─── Excerpted records ───

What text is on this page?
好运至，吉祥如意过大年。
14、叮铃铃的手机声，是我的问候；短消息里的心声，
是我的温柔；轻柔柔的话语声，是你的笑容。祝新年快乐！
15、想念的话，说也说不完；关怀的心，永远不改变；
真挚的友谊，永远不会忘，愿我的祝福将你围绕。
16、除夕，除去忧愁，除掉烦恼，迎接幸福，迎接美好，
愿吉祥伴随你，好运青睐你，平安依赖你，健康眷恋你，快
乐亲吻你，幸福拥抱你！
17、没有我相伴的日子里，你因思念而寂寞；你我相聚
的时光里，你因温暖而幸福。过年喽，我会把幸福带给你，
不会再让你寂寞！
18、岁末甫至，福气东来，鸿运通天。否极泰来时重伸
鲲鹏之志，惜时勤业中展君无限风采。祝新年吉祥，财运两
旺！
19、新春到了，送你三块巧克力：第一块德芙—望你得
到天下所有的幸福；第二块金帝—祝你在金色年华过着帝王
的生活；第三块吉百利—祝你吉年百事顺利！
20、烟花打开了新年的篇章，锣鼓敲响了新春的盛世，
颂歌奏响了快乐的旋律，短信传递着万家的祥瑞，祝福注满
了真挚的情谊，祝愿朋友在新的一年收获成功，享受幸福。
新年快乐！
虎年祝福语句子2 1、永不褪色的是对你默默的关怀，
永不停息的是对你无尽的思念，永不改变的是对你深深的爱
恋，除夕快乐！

───

- Your instructions -
Reproduce the records above exactly as they appear.

- Response -
What text is on this page?
好运至，吉祥如意过大年。
14、叮铃铃的手机声，是我的问候；短消息里的心声，
是我的温柔；轻柔柔的话语声，是你的笑容。祝新年快乐！
15、想念的话，说也说不完；关怀的心，永远不改变；
真挚的友谊，永远不会忘，愿我的祝福将你围绕。
16、除夕，除去忧愁，除掉烦恼，迎接幸福，迎接美好，
愿吉祥伴随你，好运青睐你，平安依赖你，健康眷恋你，快
乐亲吻你，幸福拥抱你！
17、没有我相伴的日子里，你因思念而寂寞；你我相聚
的时光里，你因温暖而幸福。过年喽，我会把幸福带给你，
不会再让你寂寞！
18、岁末甫至，福气东来，鸿运通天。否极泰来时重伸
鲲鹏之志，惜时勤业中展君无限风采。祝新年吉祥，财运两
旺！
19、新春到了，送你三块巧克力：第一块德芙—望你得
到天下所有的幸福；第二块金帝—祝你在金色年华过着帝王
的生活；第三块吉百利—祝你吉年百事顺利！
20、烟花打开了新年的篇章，锣鼓敲响了新春的盛世，
颂歌奏响了快乐的旋律，短信传递着万家的祥瑞，祝福注满
了真挚的情谊，祝愿朋友在新的一年收获成功，享受幸福。
新年快乐！
虎年祝福语句子2 1、永不褪色的是对你默默的关怀，
永不停息的是对你无尽的思念，永不改变的是对你深深的爱
恋，除夕快乐！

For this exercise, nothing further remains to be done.